- WHAT IS REQUIRED -
Write out the records that follow exactly. Do not include pictures.

Page layout parsing data:
+---+
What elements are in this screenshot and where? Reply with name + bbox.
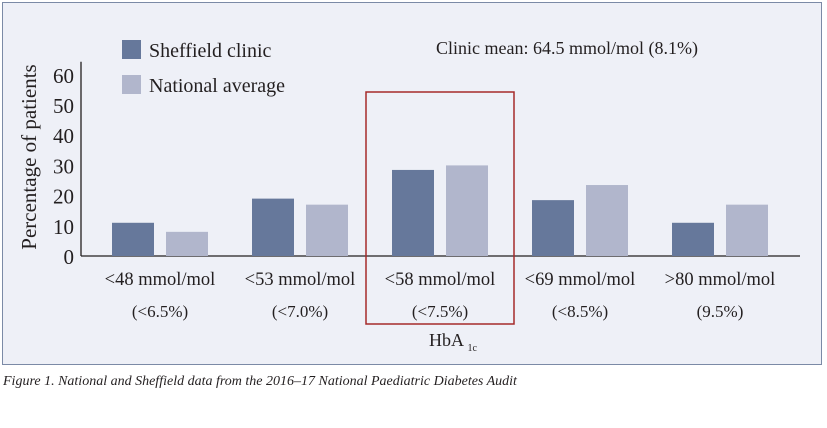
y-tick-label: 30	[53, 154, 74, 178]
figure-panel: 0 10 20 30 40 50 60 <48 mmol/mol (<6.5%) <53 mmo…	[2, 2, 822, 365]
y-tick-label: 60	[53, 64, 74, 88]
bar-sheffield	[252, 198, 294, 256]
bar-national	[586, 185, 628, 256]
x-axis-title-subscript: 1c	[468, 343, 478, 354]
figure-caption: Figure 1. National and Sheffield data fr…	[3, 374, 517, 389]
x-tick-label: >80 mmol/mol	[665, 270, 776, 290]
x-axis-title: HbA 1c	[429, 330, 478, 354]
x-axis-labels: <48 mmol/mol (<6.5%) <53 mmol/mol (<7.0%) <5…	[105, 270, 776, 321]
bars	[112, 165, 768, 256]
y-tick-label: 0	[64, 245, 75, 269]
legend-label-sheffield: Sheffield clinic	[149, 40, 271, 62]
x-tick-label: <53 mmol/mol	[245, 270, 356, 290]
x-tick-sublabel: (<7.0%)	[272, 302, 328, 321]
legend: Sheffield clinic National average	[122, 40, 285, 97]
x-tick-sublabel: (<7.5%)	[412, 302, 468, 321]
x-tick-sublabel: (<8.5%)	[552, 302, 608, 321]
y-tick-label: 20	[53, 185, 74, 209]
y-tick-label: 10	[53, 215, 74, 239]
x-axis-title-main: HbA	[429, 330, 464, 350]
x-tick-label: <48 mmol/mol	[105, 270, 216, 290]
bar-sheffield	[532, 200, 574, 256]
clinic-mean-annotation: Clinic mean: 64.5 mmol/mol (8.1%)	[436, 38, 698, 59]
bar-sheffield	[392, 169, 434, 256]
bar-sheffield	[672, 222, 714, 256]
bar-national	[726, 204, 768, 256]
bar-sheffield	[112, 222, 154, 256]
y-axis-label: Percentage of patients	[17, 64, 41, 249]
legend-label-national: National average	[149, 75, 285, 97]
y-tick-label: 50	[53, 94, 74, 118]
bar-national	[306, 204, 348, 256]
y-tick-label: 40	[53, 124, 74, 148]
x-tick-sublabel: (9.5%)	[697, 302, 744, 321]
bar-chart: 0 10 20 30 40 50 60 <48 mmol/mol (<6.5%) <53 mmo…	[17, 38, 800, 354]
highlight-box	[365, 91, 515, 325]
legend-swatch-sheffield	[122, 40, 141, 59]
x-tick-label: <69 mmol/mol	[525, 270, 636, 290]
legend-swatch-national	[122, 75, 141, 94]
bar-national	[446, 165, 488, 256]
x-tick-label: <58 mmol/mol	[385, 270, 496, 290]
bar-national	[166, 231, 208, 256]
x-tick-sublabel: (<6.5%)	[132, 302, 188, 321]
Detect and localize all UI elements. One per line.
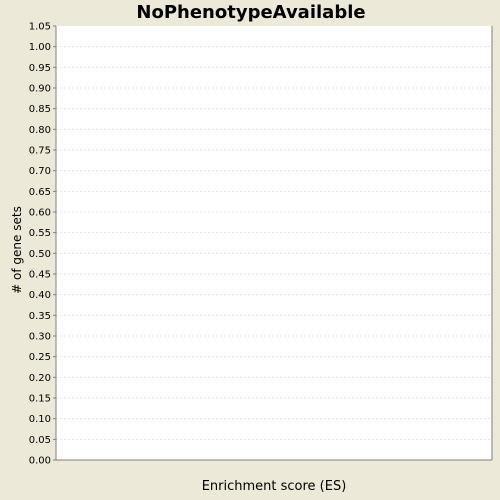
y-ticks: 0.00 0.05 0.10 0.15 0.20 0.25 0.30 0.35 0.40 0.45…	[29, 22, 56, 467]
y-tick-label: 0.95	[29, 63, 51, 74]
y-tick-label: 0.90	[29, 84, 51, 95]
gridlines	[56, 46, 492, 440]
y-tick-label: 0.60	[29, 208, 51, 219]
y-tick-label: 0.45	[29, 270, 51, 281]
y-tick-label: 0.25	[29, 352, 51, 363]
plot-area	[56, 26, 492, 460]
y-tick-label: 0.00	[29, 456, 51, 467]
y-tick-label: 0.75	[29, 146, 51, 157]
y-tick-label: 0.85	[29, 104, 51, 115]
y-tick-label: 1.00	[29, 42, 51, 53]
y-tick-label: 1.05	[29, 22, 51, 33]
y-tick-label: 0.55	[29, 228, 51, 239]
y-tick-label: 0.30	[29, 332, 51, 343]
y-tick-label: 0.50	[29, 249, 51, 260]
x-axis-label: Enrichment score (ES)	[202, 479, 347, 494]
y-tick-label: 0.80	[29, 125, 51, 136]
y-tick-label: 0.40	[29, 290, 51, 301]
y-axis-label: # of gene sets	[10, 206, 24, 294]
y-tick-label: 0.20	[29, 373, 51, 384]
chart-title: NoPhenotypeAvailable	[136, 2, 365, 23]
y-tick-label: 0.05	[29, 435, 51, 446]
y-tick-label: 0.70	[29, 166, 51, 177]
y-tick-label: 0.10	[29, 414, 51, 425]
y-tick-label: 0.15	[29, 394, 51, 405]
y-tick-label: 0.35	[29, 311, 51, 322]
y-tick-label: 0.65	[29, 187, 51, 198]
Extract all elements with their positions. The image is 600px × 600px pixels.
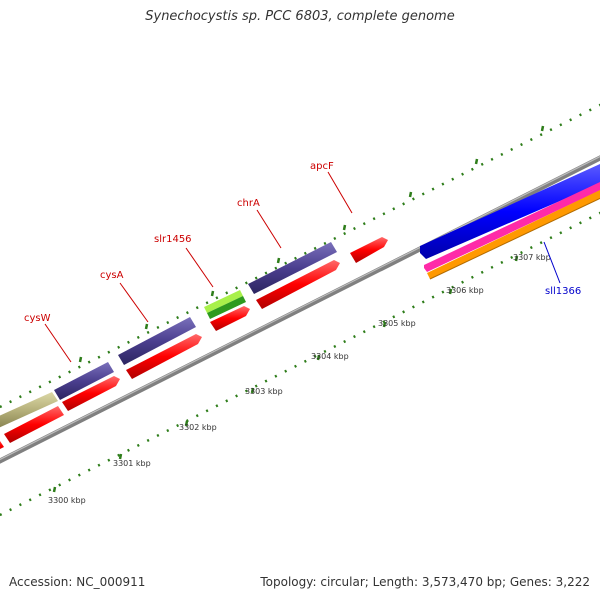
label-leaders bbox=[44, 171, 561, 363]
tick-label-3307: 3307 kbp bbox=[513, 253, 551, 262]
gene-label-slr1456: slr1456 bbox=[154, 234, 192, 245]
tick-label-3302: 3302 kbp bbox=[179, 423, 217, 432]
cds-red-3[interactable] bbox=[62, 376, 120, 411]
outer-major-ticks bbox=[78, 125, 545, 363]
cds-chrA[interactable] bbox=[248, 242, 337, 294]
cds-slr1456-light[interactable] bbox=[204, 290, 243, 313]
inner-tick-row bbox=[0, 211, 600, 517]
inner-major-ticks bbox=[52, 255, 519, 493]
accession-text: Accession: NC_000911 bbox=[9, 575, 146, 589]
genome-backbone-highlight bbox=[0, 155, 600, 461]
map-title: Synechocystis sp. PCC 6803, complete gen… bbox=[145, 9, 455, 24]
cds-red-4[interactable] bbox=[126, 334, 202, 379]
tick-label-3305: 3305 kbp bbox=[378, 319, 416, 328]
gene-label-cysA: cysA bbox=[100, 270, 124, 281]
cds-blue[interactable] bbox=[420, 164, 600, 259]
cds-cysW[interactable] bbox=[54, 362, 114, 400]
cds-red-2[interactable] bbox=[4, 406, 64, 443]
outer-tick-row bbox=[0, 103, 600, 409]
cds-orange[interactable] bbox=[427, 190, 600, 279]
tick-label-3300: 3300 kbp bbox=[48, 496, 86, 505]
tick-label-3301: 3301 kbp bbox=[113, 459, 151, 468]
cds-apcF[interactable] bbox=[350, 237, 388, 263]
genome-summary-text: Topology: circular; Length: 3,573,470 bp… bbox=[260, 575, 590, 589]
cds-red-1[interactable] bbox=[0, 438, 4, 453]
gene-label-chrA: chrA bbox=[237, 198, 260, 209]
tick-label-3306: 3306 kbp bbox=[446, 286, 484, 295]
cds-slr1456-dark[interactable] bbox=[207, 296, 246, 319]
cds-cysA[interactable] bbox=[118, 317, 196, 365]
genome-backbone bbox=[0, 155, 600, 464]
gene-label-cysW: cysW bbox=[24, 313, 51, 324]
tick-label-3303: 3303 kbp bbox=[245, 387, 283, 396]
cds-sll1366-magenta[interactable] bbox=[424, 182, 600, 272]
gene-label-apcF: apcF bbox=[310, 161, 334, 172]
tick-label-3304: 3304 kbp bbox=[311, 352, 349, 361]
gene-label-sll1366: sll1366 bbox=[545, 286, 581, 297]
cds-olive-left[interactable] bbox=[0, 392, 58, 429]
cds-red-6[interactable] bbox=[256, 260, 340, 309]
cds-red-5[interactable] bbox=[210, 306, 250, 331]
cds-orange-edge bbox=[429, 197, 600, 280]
+---+
- SOLUTION TO THE EXERCISE -
What elements are in this screenshot and where? Reply with name + bbox.
y-tick-label: 30	[53, 154, 74, 178]
figure-panel: 0 10 20 30 40 50 60 <48 mmol/mol (<6.5%) <53 mmo…	[2, 2, 822, 365]
y-tick-label: 60	[53, 64, 74, 88]
bar-sheffield	[252, 198, 294, 256]
bar-national	[586, 185, 628, 256]
x-axis-title-subscript: 1c	[468, 343, 478, 354]
figure-caption: Figure 1. National and Sheffield data fr…	[3, 374, 517, 389]
x-tick-label: >80 mmol/mol	[665, 270, 776, 290]
x-axis-title: HbA 1c	[429, 330, 478, 354]
x-axis-labels: <48 mmol/mol (<6.5%) <53 mmol/mol (<7.0%) <5…	[105, 270, 776, 321]
bars	[112, 165, 768, 256]
y-tick-label: 0	[64, 245, 75, 269]
legend-label-sheffield: Sheffield clinic	[149, 40, 271, 62]
x-tick-label: <53 mmol/mol	[245, 270, 356, 290]
x-tick-sublabel: (<7.0%)	[272, 302, 328, 321]
legend: Sheffield clinic National average	[122, 40, 285, 97]
x-tick-sublabel: (<7.5%)	[412, 302, 468, 321]
x-tick-sublabel: (<8.5%)	[552, 302, 608, 321]
y-tick-label: 20	[53, 185, 74, 209]
y-tick-label: 10	[53, 215, 74, 239]
x-axis-title-main: HbA	[429, 330, 464, 350]
x-tick-label: <48 mmol/mol	[105, 270, 216, 290]
bar-sheffield	[532, 200, 574, 256]
clinic-mean-annotation: Clinic mean: 64.5 mmol/mol (8.1%)	[436, 38, 698, 59]
bar-sheffield	[392, 169, 434, 256]
bar-sheffield	[672, 222, 714, 256]
bar-national	[726, 204, 768, 256]
bar-sheffield	[112, 222, 154, 256]
y-axis-label: Percentage of patients	[17, 64, 41, 249]
legend-label-national: National average	[149, 75, 285, 97]
y-tick-label: 50	[53, 94, 74, 118]
bar-national	[306, 204, 348, 256]
y-tick-label: 40	[53, 124, 74, 148]
x-tick-sublabel: (9.5%)	[697, 302, 744, 321]
bar-chart: 0 10 20 30 40 50 60 <48 mmol/mol (<6.5%) <53 mmo…	[17, 38, 800, 354]
highlight-box	[365, 91, 515, 325]
legend-swatch-sheffield	[122, 40, 141, 59]
x-tick-label: <69 mmol/mol	[525, 270, 636, 290]
legend-swatch-national	[122, 75, 141, 94]
bar-national	[446, 165, 488, 256]
x-tick-label: <58 mmol/mol	[385, 270, 496, 290]
bar-national	[166, 231, 208, 256]
x-tick-sublabel: (<6.5%)	[132, 302, 188, 321]
Detect and localize all UI elements. One per line.
y-ticks: 0.00 0.05 0.10 0.15 0.20 0.25 0.30 0.35 0.40 0.45…	[29, 22, 56, 467]
y-tick-label: 0.95	[29, 63, 51, 74]
y-tick-label: 0.90	[29, 84, 51, 95]
gridlines	[56, 46, 492, 440]
y-tick-label: 0.60	[29, 208, 51, 219]
y-tick-label: 0.45	[29, 270, 51, 281]
y-tick-label: 0.25	[29, 352, 51, 363]
plot-area	[56, 26, 492, 460]
y-tick-label: 0.00	[29, 456, 51, 467]
y-tick-label: 0.75	[29, 146, 51, 157]
y-tick-label: 0.85	[29, 104, 51, 115]
y-tick-label: 1.00	[29, 42, 51, 53]
y-tick-label: 1.05	[29, 22, 51, 33]
y-tick-label: 0.55	[29, 228, 51, 239]
y-tick-label: 0.30	[29, 332, 51, 343]
y-tick-label: 0.50	[29, 249, 51, 260]
x-axis-label: Enrichment score (ES)	[202, 479, 347, 494]
y-tick-label: 0.80	[29, 125, 51, 136]
y-tick-label: 0.40	[29, 290, 51, 301]
y-axis-label: # of gene sets	[10, 206, 24, 294]
y-tick-label: 0.20	[29, 373, 51, 384]
chart-title: NoPhenotypeAvailable	[136, 2, 365, 23]
y-tick-label: 0.05	[29, 435, 51, 446]
y-tick-label: 0.70	[29, 166, 51, 177]
y-tick-label: 0.10	[29, 414, 51, 425]
y-tick-label: 0.15	[29, 394, 51, 405]
y-tick-label: 0.35	[29, 311, 51, 322]
y-tick-label: 0.65	[29, 187, 51, 198]
Extract all elements with their positions. The image is 600px × 600px pixels.
label-leaders bbox=[44, 171, 561, 363]
tick-label-3307: 3307 kbp bbox=[513, 253, 551, 262]
gene-label-slr1456: slr1456 bbox=[154, 234, 192, 245]
tick-label-3302: 3302 kbp bbox=[179, 423, 217, 432]
cds-red-3[interactable] bbox=[62, 376, 120, 411]
outer-major-ticks bbox=[78, 125, 545, 363]
cds-chrA[interactable] bbox=[248, 242, 337, 294]
cds-slr1456-light[interactable] bbox=[204, 290, 243, 313]
inner-tick-row bbox=[0, 211, 600, 517]
inner-major-ticks bbox=[52, 255, 519, 493]
accession-text: Accession: NC_000911 bbox=[9, 575, 146, 589]
genome-backbone-highlight bbox=[0, 155, 600, 461]
map-title: Synechocystis sp. PCC 6803, complete gen… bbox=[145, 9, 455, 24]
cds-red-4[interactable] bbox=[126, 334, 202, 379]
tick-label-3305: 3305 kbp bbox=[378, 319, 416, 328]
gene-label-cysA: cysA bbox=[100, 270, 124, 281]
cds-blue[interactable] bbox=[420, 164, 600, 259]
cds-cysW[interactable] bbox=[54, 362, 114, 400]
cds-red-2[interactable] bbox=[4, 406, 64, 443]
outer-tick-row bbox=[0, 103, 600, 409]
cds-orange[interactable] bbox=[427, 190, 600, 279]
tick-label-3300: 3300 kbp bbox=[48, 496, 86, 505]
tick-label-3301: 3301 kbp bbox=[113, 459, 151, 468]
cds-apcF[interactable] bbox=[350, 237, 388, 263]
genome-summary-text: Topology: circular; Length: 3,573,470 bp… bbox=[260, 575, 590, 589]
cds-red-1[interactable] bbox=[0, 438, 4, 453]
gene-label-chrA: chrA bbox=[237, 198, 260, 209]
tick-label-3306: 3306 kbp bbox=[446, 286, 484, 295]
cds-slr1456-dark[interactable] bbox=[207, 296, 246, 319]
cds-cysA[interactable] bbox=[118, 317, 196, 365]
genome-backbone bbox=[0, 155, 600, 464]
gene-label-cysW: cysW bbox=[24, 313, 51, 324]
tick-label-3303: 3303 kbp bbox=[245, 387, 283, 396]
cds-sll1366-magenta[interactable] bbox=[424, 182, 600, 272]
gene-label-apcF: apcF bbox=[310, 161, 334, 172]
tick-label-3304: 3304 kbp bbox=[311, 352, 349, 361]
gene-label-sll1366: sll1366 bbox=[545, 286, 581, 297]
cds-olive-left[interactable] bbox=[0, 392, 58, 429]
cds-red-6[interactable] bbox=[256, 260, 340, 309]
cds-red-5[interactable] bbox=[210, 306, 250, 331]
cds-orange-edge bbox=[429, 197, 600, 280]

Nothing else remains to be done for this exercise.